• **AIM OF THE TASK**: Look at each line of the records and count those with "路公交车每" in them. Please answer with the count alone.

Begin SUPPLIED DATA

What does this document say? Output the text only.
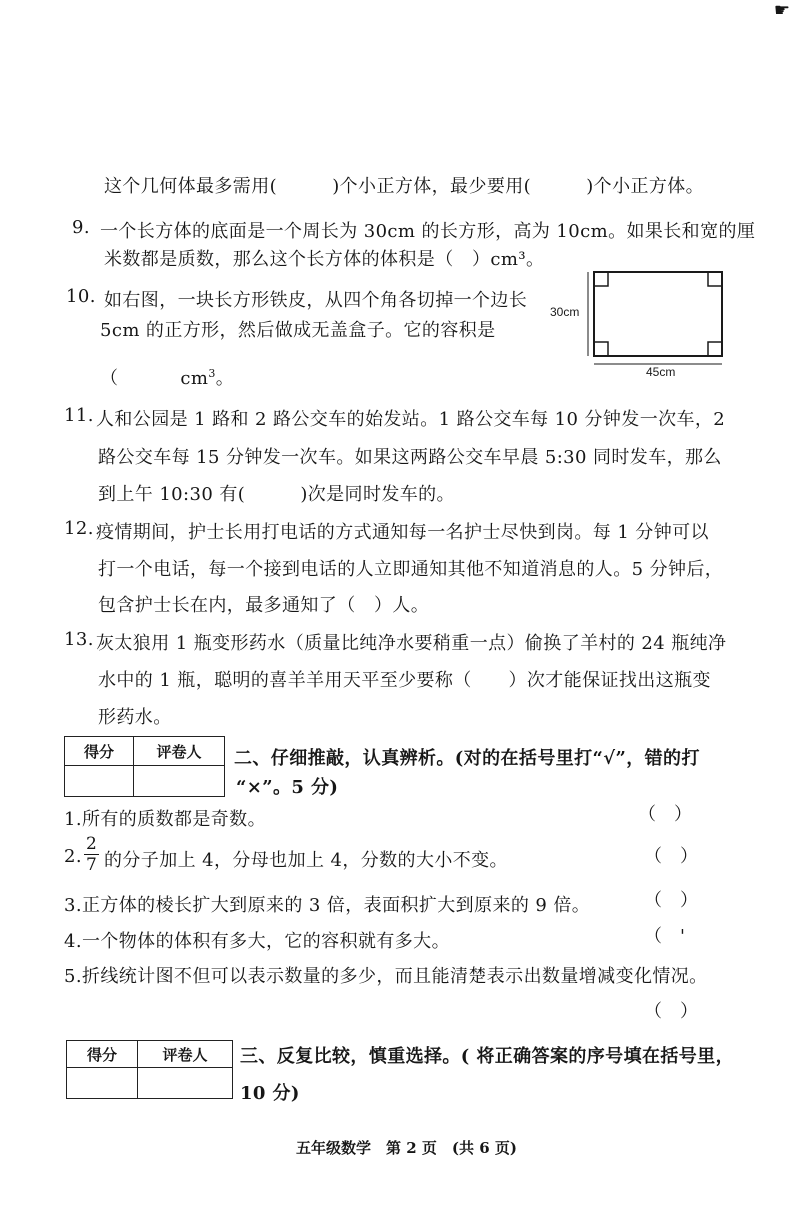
☛
这个几何体最多需用(　　　)个小正方体，最少要用(　　　)个小正方体。
9. 一个长方体的底面是一个周长为 30cm 的长方形，高为 10cm。如果长和宽的厘
米数都是质数，那么这个长方体的体积是（　）cm³。
10. 如右图，一块长方形铁皮，从四个角各切掉一个边长
5cm 的正方形，然后做成无盖盒子。它的容积是
（	$cm^3$。
30cm
45cm
11. 人和公园是 1 路和 2 路公交车的始发站。1 路公交车每 10 分钟发一次车，2
路公交车每 15 分钟发一次车。如果这两路公交车早晨 5:30 同时发车，那么
到上午 10:30 有(　　　)次是同时发车的。
12. 疫情期间，护士长用打电话的方式通知每一名护士尽快到岗。每 1 分钟可以
打一个电话，每一个接到电话的人立即通知其他不知道消息的人。5 分钟后，
包含护士长在内，最多通知了（　）人。
13. 灰太狼用 1 瓶变形药水（质量比纯净水要稍重一点）偷换了羊村的 24 瓶纯净
水中的 1 瓶，聪明的喜羊羊用天平至少要称（　　）次才能保证找出这瓶变
形药水。
得分	评卷人
	二、仔细推敲，认真辨析。(对的在括号里打“√”，错的打
“×”。5 分)
1.所有的质数都是奇数。	（　）
2. $\frac{2}{7}$ 的分子加上 4，分母也加上 4，分数的大小不变。	（　）
3.正方体的棱长扩大到原来的 3 倍，表面积扩大到原来的 9 倍。	（　）
4.一个物体的体积有多大，它的容积就有多大。	（　'
5.折线统计图不但可以表示数量的多少，而且能清楚表示出数量增减变化情况。
（　）
得分	评卷人
	三、反复比较，慎重选择。( 将正确答案的序号填在括号里，
10 分)
五年级数学　第 2 页　(共 6 页)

End SUPPLIED DATA

• **TASK RESULT**: 2